=== TASK DESCRIPTION ===
Among the entries that follow, tally the lines with the string "střídače". Give no more than the number.

## start

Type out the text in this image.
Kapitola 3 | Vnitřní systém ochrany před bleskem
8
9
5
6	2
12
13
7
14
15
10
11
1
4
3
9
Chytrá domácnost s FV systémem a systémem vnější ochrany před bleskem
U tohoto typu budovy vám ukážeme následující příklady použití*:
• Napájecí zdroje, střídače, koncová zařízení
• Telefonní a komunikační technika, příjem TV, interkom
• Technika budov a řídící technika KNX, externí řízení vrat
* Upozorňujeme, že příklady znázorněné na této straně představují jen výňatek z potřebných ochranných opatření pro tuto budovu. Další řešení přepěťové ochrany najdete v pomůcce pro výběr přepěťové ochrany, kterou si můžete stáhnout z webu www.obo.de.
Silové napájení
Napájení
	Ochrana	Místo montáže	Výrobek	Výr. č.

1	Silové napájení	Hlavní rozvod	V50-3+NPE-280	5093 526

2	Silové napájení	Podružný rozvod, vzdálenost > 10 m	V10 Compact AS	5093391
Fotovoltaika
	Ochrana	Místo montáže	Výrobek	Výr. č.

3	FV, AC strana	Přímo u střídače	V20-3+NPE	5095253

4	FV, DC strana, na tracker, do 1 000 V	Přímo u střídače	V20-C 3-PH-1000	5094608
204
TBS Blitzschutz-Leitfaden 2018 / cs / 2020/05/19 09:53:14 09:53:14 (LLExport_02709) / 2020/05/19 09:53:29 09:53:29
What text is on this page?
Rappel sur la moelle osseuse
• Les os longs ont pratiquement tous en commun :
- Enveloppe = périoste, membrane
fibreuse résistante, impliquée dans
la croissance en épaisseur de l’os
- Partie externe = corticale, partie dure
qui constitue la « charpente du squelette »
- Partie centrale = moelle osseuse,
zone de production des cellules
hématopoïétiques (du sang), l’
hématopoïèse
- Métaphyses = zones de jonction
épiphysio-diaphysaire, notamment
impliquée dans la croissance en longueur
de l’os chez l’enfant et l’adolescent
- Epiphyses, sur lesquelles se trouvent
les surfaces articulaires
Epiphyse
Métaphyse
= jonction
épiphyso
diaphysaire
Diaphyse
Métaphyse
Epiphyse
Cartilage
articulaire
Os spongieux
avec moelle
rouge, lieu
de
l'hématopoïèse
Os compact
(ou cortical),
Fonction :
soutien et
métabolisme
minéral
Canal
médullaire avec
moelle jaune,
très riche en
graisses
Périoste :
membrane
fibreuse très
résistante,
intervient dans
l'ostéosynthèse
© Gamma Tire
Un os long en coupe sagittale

## end

=== EXERCISE SOLUTION ===
3